| Problem to solve |
All of the data should be repeated exactly; pictures are not part of the copy.

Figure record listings

-*-*-

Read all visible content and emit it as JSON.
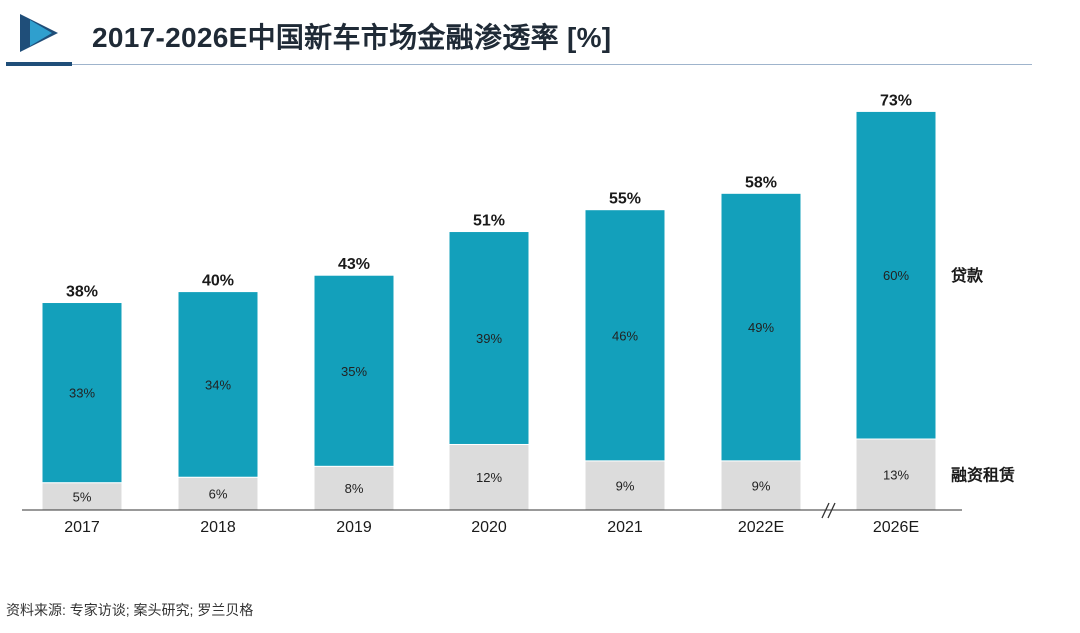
{
  "header": {
    "title": "2017-2026E中国新车市场金融渗透率 [%]"
  },
  "footer": {
    "source": "资料来源: 专家访谈; 案头研究; 罗兰贝格"
  },
  "colors": {
    "loan": "#13a0bb",
    "leasing": "#dcdcdc",
    "logo_dark": "#1f4e79",
    "logo_light": "#2f9fce"
  },
  "icons": {
    "logo": "play-triangle-icon",
    "axis_break": "double-slash-break-icon"
  },
  "chart_data": {
    "type": "bar",
    "stacked": true,
    "categories": [
      "2017",
      "2018",
      "2019",
      "2020",
      "2021",
      "2022E",
      "2026E"
    ],
    "series": [
      {
        "name": "融资租赁",
        "values": [
          5,
          6,
          8,
          12,
          9,
          9,
          13
        ],
        "labels": [
          "5%",
          "6%",
          "8%",
          "12%",
          "9%",
          "9%",
          "13%"
        ]
      },
      {
        "name": "贷款",
        "values": [
          33,
          34,
          35,
          39,
          46,
          49,
          60
        ],
        "labels": [
          "33%",
          "34%",
          "35%",
          "39%",
          "46%",
          "49%",
          "60%"
        ]
      }
    ],
    "totals": [
      38,
      40,
      43,
      51,
      55,
      58,
      73
    ],
    "total_labels": [
      "38%",
      "40%",
      "43%",
      "51%",
      "55%",
      "58%",
      "73%"
    ],
    "axis_break_between": [
      "2022E",
      "2026E"
    ],
    "legend_position": "right",
    "ylim": [
      0,
      73
    ],
    "grid": false
  }
}
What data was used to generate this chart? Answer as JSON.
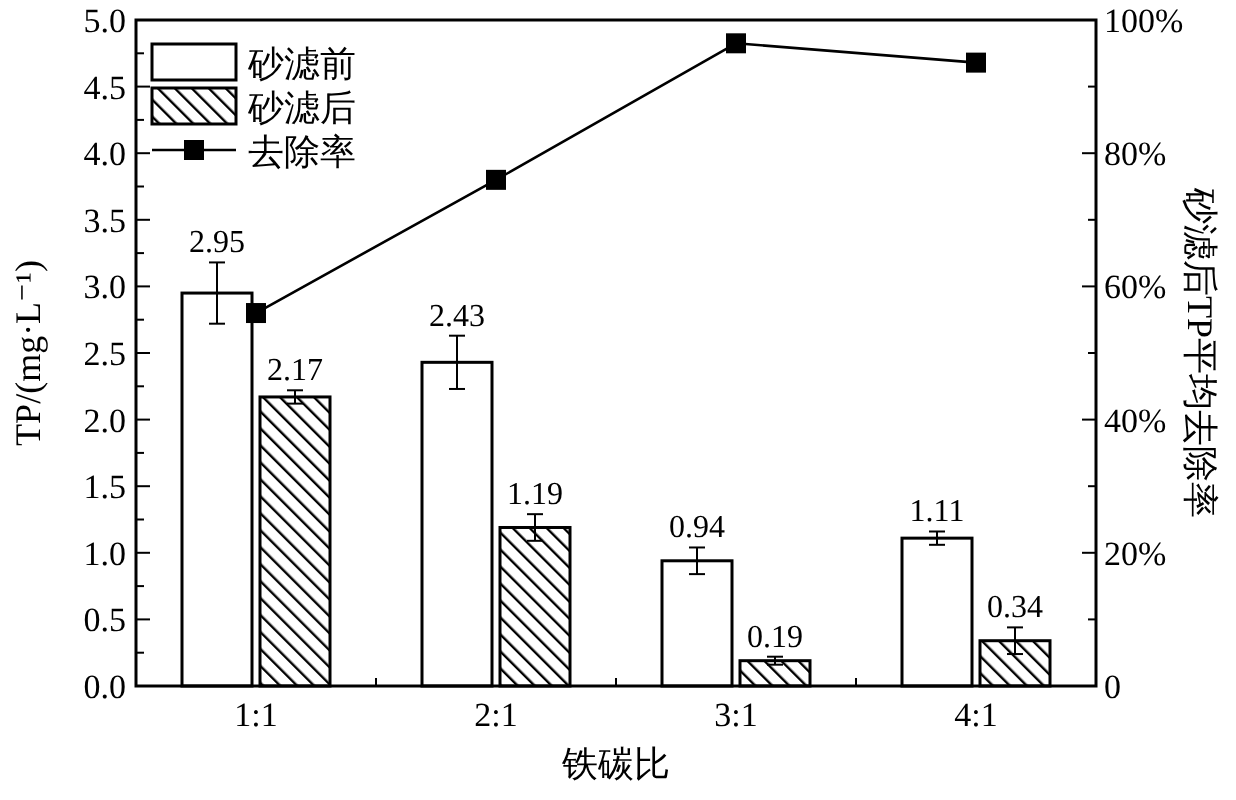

-*-*-

| Solution for this task |
Read all visible content and emit it as JSON.
{
  "header": {
    "title": "2017-2026E中国新车市场金融渗透率 [%]"
  },
  "footer": {
    "source": "资料来源: 专家访谈; 案头研究; 罗兰贝格"
  },
  "colors": {
    "loan": "#13a0bb",
    "leasing": "#dcdcdc",
    "logo_dark": "#1f4e79",
    "logo_light": "#2f9fce"
  },
  "icons": {
    "logo": "play-triangle-icon",
    "axis_break": "double-slash-break-icon"
  },
  "chart_data": {
    "type": "bar",
    "stacked": true,
    "categories": [
      "2017",
      "2018",
      "2019",
      "2020",
      "2021",
      "2022E",
      "2026E"
    ],
    "series": [
      {
        "name": "融资租赁",
        "values": [
          5,
          6,
          8,
          12,
          9,
          9,
          13
        ],
        "labels": [
          "5%",
          "6%",
          "8%",
          "12%",
          "9%",
          "9%",
          "13%"
        ]
      },
      {
        "name": "贷款",
        "values": [
          33,
          34,
          35,
          39,
          46,
          49,
          60
        ],
        "labels": [
          "33%",
          "34%",
          "35%",
          "39%",
          "46%",
          "49%",
          "60%"
        ]
      }
    ],
    "totals": [
      38,
      40,
      43,
      51,
      55,
      58,
      73
    ],
    "total_labels": [
      "38%",
      "40%",
      "43%",
      "51%",
      "55%",
      "58%",
      "73%"
    ],
    "axis_break_between": [
      "2022E",
      "2026E"
    ],
    "legend_position": "right",
    "ylim": [
      0,
      73
    ],
    "grid": false
  }
}
What data was used to generate this chart? Answer as JSON.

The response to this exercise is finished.